── Dataset rows ──

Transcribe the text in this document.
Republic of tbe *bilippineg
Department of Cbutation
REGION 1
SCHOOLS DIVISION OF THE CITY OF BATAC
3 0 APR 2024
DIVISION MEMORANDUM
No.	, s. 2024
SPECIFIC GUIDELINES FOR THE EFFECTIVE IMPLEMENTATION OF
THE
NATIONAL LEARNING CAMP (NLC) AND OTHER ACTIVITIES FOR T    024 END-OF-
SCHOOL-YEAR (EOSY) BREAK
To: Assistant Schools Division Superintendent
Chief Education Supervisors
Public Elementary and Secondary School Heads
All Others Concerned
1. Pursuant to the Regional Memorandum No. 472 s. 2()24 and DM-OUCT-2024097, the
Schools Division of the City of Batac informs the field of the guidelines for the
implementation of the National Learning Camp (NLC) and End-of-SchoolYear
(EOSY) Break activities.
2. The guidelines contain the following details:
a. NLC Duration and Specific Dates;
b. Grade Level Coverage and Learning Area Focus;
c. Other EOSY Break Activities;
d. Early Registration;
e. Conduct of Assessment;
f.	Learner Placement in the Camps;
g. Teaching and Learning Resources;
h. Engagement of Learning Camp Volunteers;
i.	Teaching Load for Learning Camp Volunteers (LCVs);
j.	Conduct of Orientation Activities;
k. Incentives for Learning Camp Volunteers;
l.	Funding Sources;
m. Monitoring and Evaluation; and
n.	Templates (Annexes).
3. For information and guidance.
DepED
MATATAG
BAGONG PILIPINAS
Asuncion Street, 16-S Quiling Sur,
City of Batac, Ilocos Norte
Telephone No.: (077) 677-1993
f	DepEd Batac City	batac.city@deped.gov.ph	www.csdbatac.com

───

_Exercise goal_: Restate the data above word for word, please.

_Solution_:
Transcribe the text in this document.
Republic of tbe *bilippineg
Department of Cbutation
REGION 1
SCHOOLS DIVISION OF THE CITY OF BATAC
3 0 APR 2024
DIVISION MEMORANDUM
No.	, s. 2024
SPECIFIC GUIDELINES FOR THE EFFECTIVE IMPLEMENTATION OF
THE
NATIONAL LEARNING CAMP (NLC) AND OTHER ACTIVITIES FOR T    024 END-OF-
SCHOOL-YEAR (EOSY) BREAK
To: Assistant Schools Division Superintendent
Chief Education Supervisors
Public Elementary and Secondary School Heads
All Others Concerned
1. Pursuant to the Regional Memorandum No. 472 s. 2()24 and DM-OUCT-2024097, the
Schools Division of the City of Batac informs the field of the guidelines for the
implementation of the National Learning Camp (NLC) and End-of-SchoolYear
(EOSY) Break activities.
2. The guidelines contain the following details:
a. NLC Duration and Specific Dates;
b. Grade Level Coverage and Learning Area Focus;
c. Other EOSY Break Activities;
d. Early Registration;
e. Conduct of Assessment;
f.	Learner Placement in the Camps;
g. Teaching and Learning Resources;
h. Engagement of Learning Camp Volunteers;
i.	Teaching Load for Learning Camp Volunteers (LCVs);
j.	Conduct of Orientation Activities;
k. Incentives for Learning Camp Volunteers;
l.	Funding Sources;
m. Monitoring and Evaluation; and
n.	Templates (Annexes).
3. For information and guidance.
DepED
MATATAG
BAGONG PILIPINAS
Asuncion Street, 16-S Quiling Sur,
City of Batac, Ilocos Norte
Telephone No.: (077) 677-1993
f	DepEd Batac City	batac.city@deped.gov.ph	www.csdbatac.com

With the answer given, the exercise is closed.